● **WRITTEN PROBLEM**: Wherever the word "density" turns up in a line of the entries, copy that line.
═══ ITEMS
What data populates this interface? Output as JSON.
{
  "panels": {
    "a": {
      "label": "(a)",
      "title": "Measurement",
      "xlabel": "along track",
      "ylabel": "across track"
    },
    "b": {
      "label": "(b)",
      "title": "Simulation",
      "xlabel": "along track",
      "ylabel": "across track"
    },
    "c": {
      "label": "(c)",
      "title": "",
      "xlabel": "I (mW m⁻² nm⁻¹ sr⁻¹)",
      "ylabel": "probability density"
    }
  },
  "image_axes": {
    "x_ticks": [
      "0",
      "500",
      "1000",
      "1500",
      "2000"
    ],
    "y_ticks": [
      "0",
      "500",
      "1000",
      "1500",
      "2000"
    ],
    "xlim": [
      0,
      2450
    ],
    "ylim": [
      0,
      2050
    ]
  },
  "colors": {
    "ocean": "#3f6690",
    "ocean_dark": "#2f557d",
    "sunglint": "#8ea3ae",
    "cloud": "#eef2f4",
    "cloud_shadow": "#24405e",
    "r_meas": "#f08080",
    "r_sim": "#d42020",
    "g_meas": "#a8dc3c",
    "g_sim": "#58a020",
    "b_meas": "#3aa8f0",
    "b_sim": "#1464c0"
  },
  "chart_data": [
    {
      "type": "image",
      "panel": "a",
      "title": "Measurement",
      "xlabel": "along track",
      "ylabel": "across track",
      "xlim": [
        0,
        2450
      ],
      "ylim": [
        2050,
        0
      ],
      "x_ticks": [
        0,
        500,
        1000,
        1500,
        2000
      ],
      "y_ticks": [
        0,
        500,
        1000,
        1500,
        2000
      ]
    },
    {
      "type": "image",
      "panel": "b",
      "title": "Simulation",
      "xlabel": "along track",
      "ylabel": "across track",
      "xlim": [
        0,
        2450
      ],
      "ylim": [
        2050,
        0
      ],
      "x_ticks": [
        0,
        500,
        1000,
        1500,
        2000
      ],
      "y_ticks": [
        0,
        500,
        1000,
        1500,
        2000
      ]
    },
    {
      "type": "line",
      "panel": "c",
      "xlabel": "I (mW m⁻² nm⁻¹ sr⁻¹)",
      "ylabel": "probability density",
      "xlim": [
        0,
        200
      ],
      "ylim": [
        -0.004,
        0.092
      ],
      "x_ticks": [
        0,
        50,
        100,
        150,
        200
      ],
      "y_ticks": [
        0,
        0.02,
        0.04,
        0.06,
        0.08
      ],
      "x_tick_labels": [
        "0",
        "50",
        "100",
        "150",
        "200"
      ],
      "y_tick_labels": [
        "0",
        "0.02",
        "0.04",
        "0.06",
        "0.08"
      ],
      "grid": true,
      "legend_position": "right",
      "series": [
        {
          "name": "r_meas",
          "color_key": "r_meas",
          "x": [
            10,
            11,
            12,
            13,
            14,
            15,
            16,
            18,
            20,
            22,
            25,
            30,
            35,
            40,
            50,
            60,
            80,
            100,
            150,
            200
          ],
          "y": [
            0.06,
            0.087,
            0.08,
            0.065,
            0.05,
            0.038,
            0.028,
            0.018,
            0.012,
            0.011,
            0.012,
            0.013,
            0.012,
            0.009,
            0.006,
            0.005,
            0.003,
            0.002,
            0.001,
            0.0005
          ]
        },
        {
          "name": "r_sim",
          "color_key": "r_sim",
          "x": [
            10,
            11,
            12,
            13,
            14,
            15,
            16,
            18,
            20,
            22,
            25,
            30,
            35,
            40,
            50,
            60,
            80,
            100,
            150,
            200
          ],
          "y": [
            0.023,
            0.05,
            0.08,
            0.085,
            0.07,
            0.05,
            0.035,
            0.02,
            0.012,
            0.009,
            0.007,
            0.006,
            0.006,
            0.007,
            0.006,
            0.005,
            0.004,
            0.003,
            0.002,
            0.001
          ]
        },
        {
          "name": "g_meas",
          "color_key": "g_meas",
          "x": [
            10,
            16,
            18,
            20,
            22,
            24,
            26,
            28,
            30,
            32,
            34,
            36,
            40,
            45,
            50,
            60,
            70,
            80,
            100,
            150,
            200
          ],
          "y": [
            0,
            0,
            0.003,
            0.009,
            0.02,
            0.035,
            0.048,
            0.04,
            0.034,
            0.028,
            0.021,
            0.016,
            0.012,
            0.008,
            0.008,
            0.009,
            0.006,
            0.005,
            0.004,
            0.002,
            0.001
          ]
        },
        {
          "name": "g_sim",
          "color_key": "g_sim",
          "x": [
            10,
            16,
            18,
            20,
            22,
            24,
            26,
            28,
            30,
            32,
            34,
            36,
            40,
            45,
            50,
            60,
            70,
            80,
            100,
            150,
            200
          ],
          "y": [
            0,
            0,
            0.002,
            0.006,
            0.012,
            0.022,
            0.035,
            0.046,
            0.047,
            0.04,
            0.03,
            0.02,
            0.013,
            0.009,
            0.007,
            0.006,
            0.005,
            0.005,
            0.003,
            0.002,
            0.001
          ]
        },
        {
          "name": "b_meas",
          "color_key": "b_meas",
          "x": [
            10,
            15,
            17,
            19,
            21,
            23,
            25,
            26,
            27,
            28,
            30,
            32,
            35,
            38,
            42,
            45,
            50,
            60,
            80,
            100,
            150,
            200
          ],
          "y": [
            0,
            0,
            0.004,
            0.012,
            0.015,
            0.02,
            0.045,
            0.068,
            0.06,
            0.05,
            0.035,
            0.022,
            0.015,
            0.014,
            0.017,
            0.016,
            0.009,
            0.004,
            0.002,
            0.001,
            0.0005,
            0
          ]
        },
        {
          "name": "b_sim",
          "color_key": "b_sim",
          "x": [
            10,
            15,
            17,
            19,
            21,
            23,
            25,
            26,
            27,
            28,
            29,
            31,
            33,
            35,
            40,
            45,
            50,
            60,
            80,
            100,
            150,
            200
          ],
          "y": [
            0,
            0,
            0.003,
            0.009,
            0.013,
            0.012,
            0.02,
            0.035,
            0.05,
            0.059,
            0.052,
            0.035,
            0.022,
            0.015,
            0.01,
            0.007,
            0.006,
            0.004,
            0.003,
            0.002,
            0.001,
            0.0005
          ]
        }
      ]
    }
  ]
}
══════
● **ANSWER BELOW**:
      "ylabel": "probability density"
      "ylabel": "probability density",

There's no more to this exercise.